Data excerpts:

++++++++++

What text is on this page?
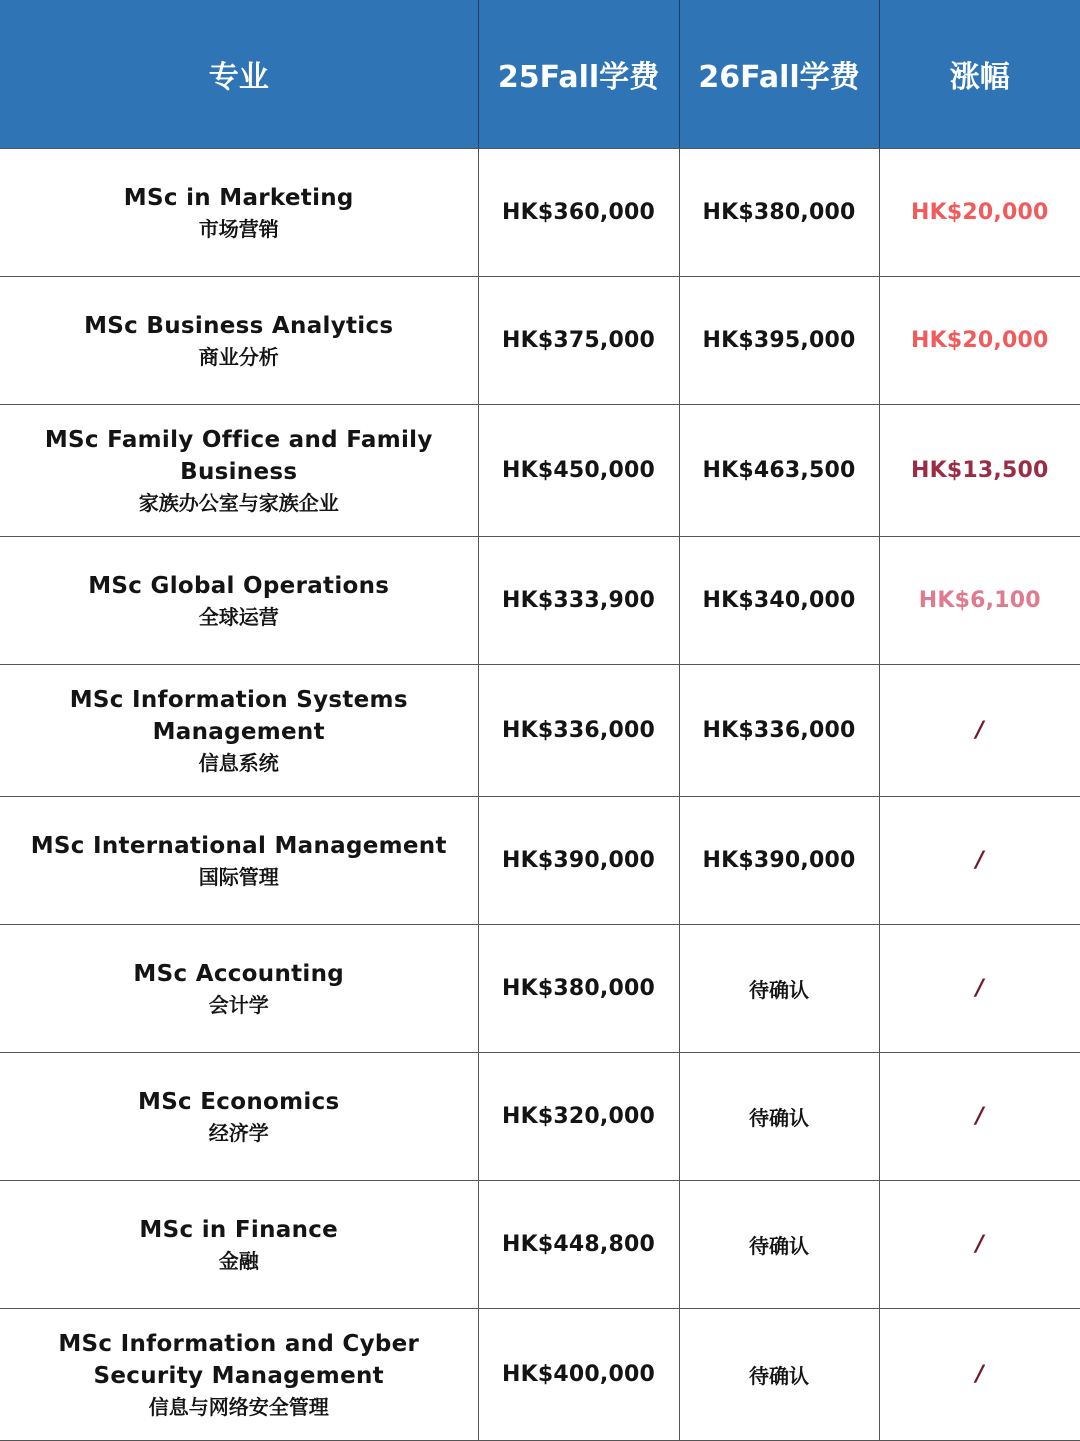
专业	25Fall学费	26Fall学费	涨幅

MSc in Marketing
市场营销	HK$360,000	HK$380,000	HK$20,000

MSc Business Analytics
商业分析	HK$375,000	HK$395,000	HK$20,000

MSc Family Office and Family Business
家族办公室与家族企业	HK$450,000	HK$463,500	HK$13,500

MSc Global Operations
全球运营	HK$333,900	HK$340,000	HK$6,100

MSc Information Systems Management
信息系统	HK$336,000	HK$336,000	/

MSc International Management
国际管理	HK$390,000	HK$390,000	/

MSc Accounting
会计学	HK$380,000	待确认	/

MSc Economics
经济学	HK$320,000	待确认	/

MSc in Finance
金融	HK$448,800	待确认	/

MSc Information and Cyber Security Management
信息与网络安全管理	HK$400,000	待确认	/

++++++++++

→ **Problem statement**
Set down all the entries exactly as they appear, but skip any pictures.

→ **Answer to this task**
What text is on this page?
专业	25Fall学费	26Fall学费	涨幅

MSc in Marketing
市场营销	HK$360,000	HK$380,000	HK$20,000

MSc Business Analytics
商业分析	HK$375,000	HK$395,000	HK$20,000

MSc Family Office and Family Business
家族办公室与家族企业	HK$450,000	HK$463,500	HK$13,500

MSc Global Operations
全球运营	HK$333,900	HK$340,000	HK$6,100

MSc Information Systems Management
信息系统	HK$336,000	HK$336,000	/

MSc International Management
国际管理	HK$390,000	HK$390,000	/

MSc Accounting
会计学	HK$380,000	待确认	/

MSc Economics
经济学	HK$320,000	待确认	/

MSc in Finance
金融	HK$448,800	待确认	/

MSc Information and Cyber Security Management
信息与网络安全管理	HK$400,000	待确认	/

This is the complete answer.